**What you are asked to do:**
Reproduce a passage from the synthetic biology summary below, starting at the words "It introduces the" and ending after the words "design and function.".

Synthetic Biology in Leishmaniasis: Design,simulation and validation of constructed Genetic circuit

TL;DR

This paper presents the design, simulation, and validation of a synthetic genetic circuit targeting a specific enzyme in Leishmania, demonstrating its dynamic behaviors and robustness, which is novel for protozoan parasites.

Contribution

It introduces the first synthetic genetic circuit for a protozoan parasite, with detailed simulation and validation showing its functional properties.

Findings

Circuit exhibits responsiveness, oscillatory, and bistable behaviors.

Circuit demonstrates intrinsic robustness.

Validation confirms effective design and function.

Abstract

Building circuits and studying their behavior in cells is a major goal of systems and synthetic biology. Synthetic biology enables the precise control of cellular states for systems studies, the discovery of novel parts, control strategies, and interactions for the design of robust synthetic systems. To the best of our knowledge,there are no literature reports for the synthetic circuit construction for protozoan parasites. This paper describes the construction of genetic circuit for the targeted enzyme inositol phosphorylceramide synthase belonging to the protozoan parasite Leishmania. To explore the dynamic nature of the circuit designed, simulation was done followed by circuit validation by qualitative and quantitative approaches. The genetic circuit designed for inositol phosphorylceramide synthase shows responsiveness, oscillatory and bistable behavior, together with intrinsic robustness.

Entries from a collection:

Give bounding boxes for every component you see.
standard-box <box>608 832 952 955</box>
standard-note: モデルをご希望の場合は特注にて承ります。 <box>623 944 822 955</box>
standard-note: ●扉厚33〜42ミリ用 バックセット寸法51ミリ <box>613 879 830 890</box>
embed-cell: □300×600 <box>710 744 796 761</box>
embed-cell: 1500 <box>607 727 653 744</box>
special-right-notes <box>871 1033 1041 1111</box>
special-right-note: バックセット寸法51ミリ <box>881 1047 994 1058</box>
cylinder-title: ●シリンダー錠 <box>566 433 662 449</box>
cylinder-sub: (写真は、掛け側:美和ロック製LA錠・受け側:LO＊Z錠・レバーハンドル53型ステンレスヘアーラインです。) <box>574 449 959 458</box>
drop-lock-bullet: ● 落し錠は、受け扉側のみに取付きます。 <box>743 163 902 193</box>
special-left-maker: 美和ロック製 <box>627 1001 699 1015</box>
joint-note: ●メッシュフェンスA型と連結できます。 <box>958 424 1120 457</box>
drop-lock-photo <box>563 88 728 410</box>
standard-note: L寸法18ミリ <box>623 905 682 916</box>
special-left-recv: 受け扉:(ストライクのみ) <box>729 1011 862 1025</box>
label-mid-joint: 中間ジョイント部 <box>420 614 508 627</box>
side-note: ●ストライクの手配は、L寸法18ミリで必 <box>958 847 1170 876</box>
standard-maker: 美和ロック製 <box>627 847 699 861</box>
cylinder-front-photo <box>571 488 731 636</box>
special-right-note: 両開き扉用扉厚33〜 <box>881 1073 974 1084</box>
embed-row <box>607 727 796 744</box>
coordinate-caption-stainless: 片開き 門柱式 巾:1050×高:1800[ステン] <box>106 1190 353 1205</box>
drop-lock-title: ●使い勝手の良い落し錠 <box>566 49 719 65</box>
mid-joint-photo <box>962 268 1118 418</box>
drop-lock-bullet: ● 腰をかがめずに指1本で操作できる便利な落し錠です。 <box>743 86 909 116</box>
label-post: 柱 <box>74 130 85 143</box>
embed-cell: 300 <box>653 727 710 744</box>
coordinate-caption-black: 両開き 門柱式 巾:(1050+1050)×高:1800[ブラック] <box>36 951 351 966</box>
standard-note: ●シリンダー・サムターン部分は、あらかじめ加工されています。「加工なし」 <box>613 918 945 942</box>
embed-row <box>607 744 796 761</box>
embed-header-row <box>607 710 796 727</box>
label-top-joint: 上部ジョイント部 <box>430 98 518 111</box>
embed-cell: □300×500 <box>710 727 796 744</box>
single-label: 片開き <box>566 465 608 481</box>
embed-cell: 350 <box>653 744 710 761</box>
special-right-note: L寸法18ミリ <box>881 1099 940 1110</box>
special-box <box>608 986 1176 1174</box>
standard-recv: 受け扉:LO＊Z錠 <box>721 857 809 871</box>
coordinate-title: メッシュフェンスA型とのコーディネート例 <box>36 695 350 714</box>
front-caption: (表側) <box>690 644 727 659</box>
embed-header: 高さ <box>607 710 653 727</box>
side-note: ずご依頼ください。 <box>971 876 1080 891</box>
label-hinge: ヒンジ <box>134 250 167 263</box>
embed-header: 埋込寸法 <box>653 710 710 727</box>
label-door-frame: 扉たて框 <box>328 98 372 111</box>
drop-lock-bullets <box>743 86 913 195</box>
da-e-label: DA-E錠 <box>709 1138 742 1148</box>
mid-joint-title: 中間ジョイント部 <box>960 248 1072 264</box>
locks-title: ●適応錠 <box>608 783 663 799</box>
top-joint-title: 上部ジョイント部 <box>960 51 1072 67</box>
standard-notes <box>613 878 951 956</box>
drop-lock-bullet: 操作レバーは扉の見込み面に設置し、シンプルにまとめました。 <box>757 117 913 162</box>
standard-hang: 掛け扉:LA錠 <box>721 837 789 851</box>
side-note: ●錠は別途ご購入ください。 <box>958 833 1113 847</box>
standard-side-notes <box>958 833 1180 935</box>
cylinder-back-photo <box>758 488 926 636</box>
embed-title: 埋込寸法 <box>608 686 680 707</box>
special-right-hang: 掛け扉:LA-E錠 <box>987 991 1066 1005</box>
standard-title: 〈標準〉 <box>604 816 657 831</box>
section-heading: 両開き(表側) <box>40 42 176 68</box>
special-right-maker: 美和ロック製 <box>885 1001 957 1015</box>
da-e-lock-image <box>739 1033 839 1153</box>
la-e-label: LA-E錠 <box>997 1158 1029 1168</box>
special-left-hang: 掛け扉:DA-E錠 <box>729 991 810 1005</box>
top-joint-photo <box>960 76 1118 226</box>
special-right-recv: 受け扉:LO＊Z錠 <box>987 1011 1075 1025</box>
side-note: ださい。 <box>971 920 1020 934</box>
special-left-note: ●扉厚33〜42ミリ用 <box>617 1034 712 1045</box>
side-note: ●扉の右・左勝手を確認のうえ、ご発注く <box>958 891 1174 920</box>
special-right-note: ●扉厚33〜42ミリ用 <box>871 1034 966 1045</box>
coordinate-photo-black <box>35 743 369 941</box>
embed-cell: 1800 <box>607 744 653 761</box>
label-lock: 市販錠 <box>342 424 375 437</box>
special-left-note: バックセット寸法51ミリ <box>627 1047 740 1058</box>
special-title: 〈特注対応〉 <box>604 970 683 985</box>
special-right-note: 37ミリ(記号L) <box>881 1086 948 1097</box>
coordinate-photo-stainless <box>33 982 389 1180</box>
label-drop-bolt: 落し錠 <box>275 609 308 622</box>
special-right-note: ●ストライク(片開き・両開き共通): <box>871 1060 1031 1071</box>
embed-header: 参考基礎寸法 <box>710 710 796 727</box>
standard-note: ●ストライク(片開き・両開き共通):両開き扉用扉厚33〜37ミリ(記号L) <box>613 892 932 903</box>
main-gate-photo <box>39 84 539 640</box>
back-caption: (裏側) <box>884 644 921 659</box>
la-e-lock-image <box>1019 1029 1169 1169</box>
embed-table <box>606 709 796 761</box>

**Exercise response:**
It introduces the first synthetic genetic circuit for a protozoan parasite, with detailed simulation and validation showing its functional properties.

Findings

Circuit exhibits responsiveness, oscillatory, and bistable behaviors.

Circuit demonstrates intrinsic robustness.

Validation confirms effective design and function.